**GIVEN REQUEST:** Restate the data below word for word. Skip any images it contains.

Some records
□ □ □ □
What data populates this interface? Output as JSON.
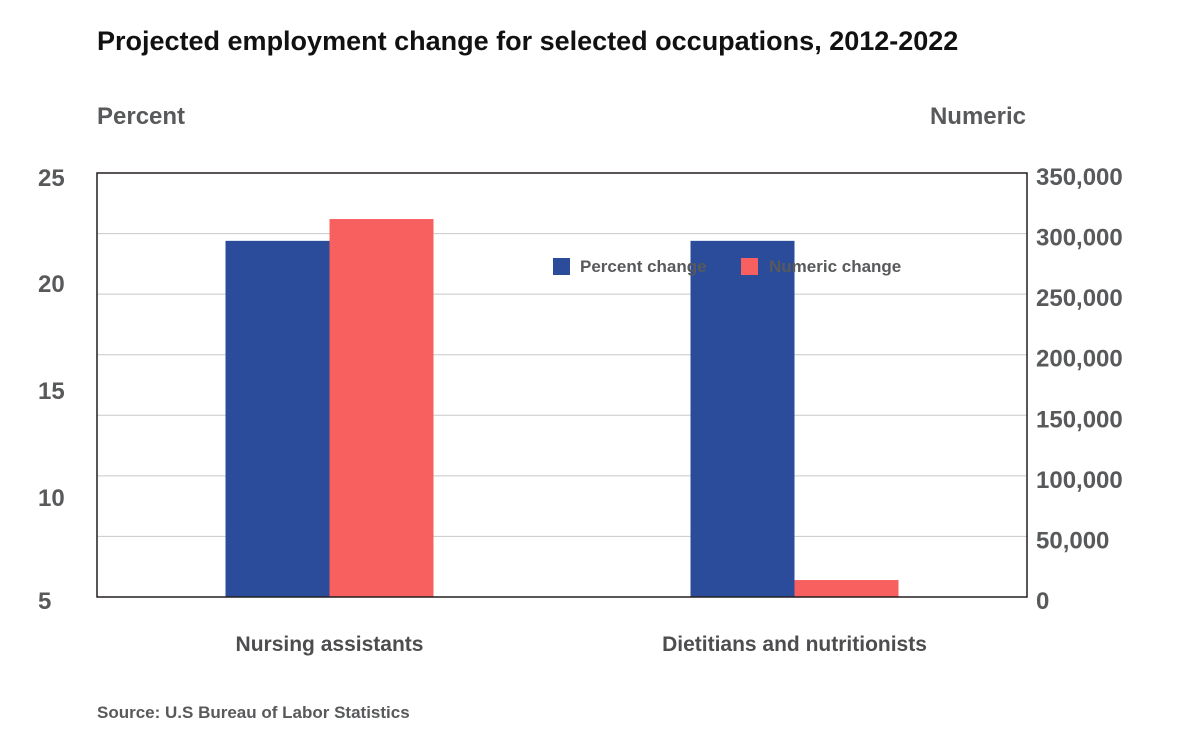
{
  "title": "Projected employment change for selected occupations, 2012-2022",
  "source": "Source: U.S Bureau of Labor Statistics",
  "chart_data": {
    "type": "bar",
    "title": "Projected employment change for selected occupations, 2012-2022",
    "categories": [
      "Nursing assistants",
      "Dietitians and nutritionists"
    ],
    "series": [
      {
        "name": "Percent change",
        "axis": "left",
        "color": "#2b4b9b",
        "values": [
          21,
          21
        ]
      },
      {
        "name": "Numeric change",
        "axis": "right",
        "color": "#f86060",
        "values": [
          312000,
          14000
        ]
      }
    ],
    "y_left": {
      "label": "Percent",
      "ylim": [
        0,
        25
      ],
      "ticks": [
        5,
        10,
        15,
        20,
        25
      ],
      "tick_labels": [
        "5",
        "10",
        "15",
        "20",
        "25"
      ]
    },
    "y_right": {
      "label": "Numeric",
      "ylim": [
        0,
        350000
      ],
      "ticks": [
        0,
        50000,
        100000,
        150000,
        200000,
        250000,
        300000,
        350000
      ],
      "tick_labels": [
        "0",
        "50,000",
        "100,000",
        "150,000",
        "200,000",
        "250,000",
        "300,000",
        "350,000"
      ]
    },
    "grid": true,
    "legend": {
      "placement": "top-right-inside",
      "entries": [
        "Percent change",
        "Numeric change"
      ]
    }
  }
}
□ □ □ □
**COMPLETED EXERCISE:**
What data populates this interface? Output as JSON.
{
  "title": "Projected employment change for selected occupations, 2012-2022",
  "source": "Source: U.S Bureau of Labor Statistics",
  "chart_data": {
    "type": "bar",
    "title": "Projected employment change for selected occupations, 2012-2022",
    "categories": [
      "Nursing assistants",
      "Dietitians and nutritionists"
    ],
    "series": [
      {
        "name": "Percent change",
        "axis": "left",
        "color": "#2b4b9b",
        "values": [
          21,
          21
        ]
      },
      {
        "name": "Numeric change",
        "axis": "right",
        "color": "#f86060",
        "values": [
          312000,
          14000
        ]
      }
    ],
    "y_left": {
      "label": "Percent",
      "ylim": [
        0,
        25
      ],
      "ticks": [
        5,
        10,
        15,
        20,
        25
      ],
      "tick_labels": [
        "5",
        "10",
        "15",
        "20",
        "25"
      ]
    },
    "y_right": {
      "label": "Numeric",
      "ylim": [
        0,
        350000
      ],
      "ticks": [
        0,
        50000,
        100000,
        150000,
        200000,
        250000,
        300000,
        350000
      ],
      "tick_labels": [
        "0",
        "50,000",
        "100,000",
        "150,000",
        "200,000",
        "250,000",
        "300,000",
        "350,000"
      ]
    },
    "grid": true,
    "legend": {
      "placement": "top-right-inside",
      "entries": [
        "Percent change",
        "Numeric change"
      ]
    }
  }
}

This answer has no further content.